***** 抜粋した本文

つまり、他会場との違いを具体的かつ戦略的に作っていきそれを武器にしていきますが、では既存の中小会場はどのように違いを作っていくべきか。大手会場やマーケットリーダー、チャレンジャーとの違いをコンセプト、商品開発、オペレーションで表現しなければなりません。強い会場と同じ土俵に乗らないことは必須です。
当社の運営する静岡の会場は、スペックの違いで差別化は難しい。そこでコンセプトを一日一組完全貸切とし、そのための商品開発、オペレーションを確立。ここでだからこそ出来ることを、新規接客の武器にしています。
具体的には、一日一組完全貸し切りだからこそできる、当日、一時間たっぷりとかけた森の中でのフォトタイム。その後は、ゆっくりとガーデンでのウェルカムパーティーを開催。披露宴は3 時間を費やし、通常よりも30分長いことによって何が出来るのかも説明します。お開き後に、2 人だけのフォトタイムをとることも可能で、カップル毎にオリジナルのフルコースも提供しています。分かりやすい違いを武器にして、施行繁忙期には会場を見せなくても成約に至っています。

**********

_実施する作業_
[a] 結婚式場の差別化についての本文で、静岡の会場はコンセプトを何と定めたか。
[b] 結婚式場の差別化についての本文を、最後の文の後から書き継げ。

***** エントリ一覧

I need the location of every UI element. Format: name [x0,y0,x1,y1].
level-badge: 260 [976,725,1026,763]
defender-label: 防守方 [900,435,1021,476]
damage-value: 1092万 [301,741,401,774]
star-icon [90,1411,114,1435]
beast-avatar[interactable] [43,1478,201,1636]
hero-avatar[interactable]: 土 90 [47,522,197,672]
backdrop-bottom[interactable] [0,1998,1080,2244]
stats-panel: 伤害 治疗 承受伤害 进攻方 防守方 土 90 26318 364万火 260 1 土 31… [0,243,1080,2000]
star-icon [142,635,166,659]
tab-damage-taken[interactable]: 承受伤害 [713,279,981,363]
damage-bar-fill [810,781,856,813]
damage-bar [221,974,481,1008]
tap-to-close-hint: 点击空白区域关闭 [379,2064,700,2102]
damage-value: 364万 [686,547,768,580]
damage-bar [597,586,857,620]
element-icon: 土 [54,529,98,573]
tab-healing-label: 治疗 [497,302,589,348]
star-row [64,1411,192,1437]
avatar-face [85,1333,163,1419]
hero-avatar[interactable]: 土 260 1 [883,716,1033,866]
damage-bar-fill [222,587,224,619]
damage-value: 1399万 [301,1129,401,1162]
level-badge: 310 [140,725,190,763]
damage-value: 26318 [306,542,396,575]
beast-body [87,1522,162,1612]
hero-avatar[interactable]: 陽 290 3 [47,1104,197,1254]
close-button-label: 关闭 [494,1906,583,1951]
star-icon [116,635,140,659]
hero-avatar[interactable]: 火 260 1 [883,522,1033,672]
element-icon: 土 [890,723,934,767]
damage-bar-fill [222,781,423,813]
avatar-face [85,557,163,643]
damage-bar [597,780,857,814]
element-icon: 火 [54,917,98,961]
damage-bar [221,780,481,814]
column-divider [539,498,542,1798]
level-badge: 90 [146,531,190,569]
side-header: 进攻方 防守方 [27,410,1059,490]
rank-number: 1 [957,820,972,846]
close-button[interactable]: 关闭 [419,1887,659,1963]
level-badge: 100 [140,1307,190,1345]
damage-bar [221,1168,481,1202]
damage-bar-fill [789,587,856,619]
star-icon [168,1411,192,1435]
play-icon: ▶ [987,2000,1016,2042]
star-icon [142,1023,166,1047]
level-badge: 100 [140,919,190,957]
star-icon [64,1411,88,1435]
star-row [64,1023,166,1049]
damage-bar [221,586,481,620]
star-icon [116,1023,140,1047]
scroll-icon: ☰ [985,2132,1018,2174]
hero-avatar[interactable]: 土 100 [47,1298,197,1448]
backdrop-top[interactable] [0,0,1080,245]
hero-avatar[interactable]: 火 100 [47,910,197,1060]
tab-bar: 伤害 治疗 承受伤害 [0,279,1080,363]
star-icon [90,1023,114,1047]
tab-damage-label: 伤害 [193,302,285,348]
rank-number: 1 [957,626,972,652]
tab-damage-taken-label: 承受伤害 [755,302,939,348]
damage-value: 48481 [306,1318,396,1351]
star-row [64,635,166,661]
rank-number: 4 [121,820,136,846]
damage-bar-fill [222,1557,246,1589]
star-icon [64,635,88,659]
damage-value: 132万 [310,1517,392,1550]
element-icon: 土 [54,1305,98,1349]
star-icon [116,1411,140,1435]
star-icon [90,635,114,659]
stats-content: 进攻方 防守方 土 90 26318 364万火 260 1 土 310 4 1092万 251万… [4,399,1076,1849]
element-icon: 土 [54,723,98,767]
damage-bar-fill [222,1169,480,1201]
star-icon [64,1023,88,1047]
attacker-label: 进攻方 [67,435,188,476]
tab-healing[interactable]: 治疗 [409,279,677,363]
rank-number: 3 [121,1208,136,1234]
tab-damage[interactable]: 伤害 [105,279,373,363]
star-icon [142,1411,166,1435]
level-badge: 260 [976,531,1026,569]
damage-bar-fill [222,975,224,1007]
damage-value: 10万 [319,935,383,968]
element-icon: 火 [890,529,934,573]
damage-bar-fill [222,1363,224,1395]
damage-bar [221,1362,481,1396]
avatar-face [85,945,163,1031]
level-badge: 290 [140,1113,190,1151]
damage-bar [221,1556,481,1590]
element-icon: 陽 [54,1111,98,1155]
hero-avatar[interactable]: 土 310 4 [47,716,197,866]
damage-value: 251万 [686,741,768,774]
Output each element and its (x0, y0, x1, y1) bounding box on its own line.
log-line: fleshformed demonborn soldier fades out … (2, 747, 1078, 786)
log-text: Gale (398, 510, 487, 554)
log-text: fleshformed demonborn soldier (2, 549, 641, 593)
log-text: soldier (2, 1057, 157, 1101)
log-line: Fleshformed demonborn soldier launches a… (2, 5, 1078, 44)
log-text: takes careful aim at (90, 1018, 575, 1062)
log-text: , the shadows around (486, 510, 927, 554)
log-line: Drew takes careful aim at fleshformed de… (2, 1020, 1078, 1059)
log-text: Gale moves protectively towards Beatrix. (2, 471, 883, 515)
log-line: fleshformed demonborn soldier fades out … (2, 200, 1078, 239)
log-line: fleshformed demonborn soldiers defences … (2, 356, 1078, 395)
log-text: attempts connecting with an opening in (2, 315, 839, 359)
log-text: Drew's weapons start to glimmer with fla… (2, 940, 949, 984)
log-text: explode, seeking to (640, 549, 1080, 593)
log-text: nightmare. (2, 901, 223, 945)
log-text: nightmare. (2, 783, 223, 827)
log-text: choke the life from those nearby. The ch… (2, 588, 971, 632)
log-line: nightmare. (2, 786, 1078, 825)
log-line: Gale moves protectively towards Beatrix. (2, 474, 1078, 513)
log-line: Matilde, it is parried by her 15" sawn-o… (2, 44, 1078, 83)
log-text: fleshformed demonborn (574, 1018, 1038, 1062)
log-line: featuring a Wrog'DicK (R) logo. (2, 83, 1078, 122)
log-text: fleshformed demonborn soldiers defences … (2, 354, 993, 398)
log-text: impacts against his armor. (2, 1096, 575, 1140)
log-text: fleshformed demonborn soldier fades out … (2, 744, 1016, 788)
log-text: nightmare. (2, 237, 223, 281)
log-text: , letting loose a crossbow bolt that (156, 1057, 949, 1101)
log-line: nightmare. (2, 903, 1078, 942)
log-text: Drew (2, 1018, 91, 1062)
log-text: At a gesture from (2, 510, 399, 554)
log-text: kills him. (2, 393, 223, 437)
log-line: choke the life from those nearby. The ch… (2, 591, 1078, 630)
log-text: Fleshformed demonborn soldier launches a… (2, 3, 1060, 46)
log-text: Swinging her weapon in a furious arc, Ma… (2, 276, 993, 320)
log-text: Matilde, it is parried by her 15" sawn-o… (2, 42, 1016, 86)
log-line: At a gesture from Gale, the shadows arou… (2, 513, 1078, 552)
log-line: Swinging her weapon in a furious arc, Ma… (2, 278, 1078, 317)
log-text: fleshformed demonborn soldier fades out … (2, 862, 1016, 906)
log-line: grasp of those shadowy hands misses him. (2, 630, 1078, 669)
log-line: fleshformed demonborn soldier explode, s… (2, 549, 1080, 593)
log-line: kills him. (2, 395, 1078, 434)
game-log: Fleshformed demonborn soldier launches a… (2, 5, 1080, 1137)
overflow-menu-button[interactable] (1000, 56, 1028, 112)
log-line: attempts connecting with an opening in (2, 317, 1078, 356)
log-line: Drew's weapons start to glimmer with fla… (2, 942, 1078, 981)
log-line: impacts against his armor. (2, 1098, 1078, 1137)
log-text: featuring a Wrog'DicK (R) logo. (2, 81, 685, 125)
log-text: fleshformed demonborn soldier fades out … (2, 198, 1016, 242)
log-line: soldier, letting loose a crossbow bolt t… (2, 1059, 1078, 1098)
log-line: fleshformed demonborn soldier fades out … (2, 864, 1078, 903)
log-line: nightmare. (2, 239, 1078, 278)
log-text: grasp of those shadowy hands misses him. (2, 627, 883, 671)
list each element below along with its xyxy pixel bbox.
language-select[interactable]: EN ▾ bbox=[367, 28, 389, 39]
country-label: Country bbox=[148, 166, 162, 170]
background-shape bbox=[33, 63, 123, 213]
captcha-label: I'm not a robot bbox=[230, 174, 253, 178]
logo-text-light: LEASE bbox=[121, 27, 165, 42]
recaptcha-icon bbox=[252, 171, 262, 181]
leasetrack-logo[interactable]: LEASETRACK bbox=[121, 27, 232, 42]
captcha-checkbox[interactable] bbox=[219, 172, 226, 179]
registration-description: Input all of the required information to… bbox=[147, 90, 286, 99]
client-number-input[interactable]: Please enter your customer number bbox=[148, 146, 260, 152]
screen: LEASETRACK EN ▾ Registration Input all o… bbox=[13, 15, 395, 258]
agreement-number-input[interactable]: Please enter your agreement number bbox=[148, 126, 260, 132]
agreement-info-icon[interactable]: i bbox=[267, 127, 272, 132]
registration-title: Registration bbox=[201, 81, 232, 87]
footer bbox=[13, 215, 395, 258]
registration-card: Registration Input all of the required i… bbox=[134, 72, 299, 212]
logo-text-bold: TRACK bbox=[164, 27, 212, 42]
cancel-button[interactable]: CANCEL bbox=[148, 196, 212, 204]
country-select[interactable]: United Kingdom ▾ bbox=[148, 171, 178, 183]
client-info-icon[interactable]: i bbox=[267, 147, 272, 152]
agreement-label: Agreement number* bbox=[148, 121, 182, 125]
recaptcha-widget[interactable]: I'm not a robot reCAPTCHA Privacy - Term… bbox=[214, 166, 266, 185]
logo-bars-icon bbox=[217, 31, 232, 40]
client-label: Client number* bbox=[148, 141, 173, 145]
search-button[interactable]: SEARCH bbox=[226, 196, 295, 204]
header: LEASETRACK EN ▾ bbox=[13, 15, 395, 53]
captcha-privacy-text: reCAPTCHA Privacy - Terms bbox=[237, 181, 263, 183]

**********

_各作業の結果_
[a] 一日一組完全貸切である。

[b]
もともとこの会場はコロナ禍に運営をスタートした経緯もあり、結婚式を開催できませんでした。そのため、迷いなく一日一組完全貸し切りを導入できました。さらに一日一組であるからこそ出来ることをたくさん作り、付加価値としています。またコロナ禍にフォトでスタートし現在もフォトプランを設けているため、その魅力をインスタで見たことがあるという来館者も年々増えています。森の中で撮影する素敵なフォトWは、結婚式本番でも有効活用されています。
もちろん、これまで2 回転で運営してきた中小会場が、1 回転に切り替えるのは難しいかと思います。ただ、マーケットでどう戦うのかを考えた時には、手放すものを手放す決断も必要でしょう。他にはないコンセプトに振り切り特化して、当社の会場は年間100組を安定して施行しています。
結婚式の分母は減っていて、さらにプランナーの人数が足りていないという中小会場の悩みもあります。プランナーの業務負担、アルバイトなどの人件費、成約率向上によるCPAの改善などトータル的に考えれば、一日一組でも効率よく利益を確保できます。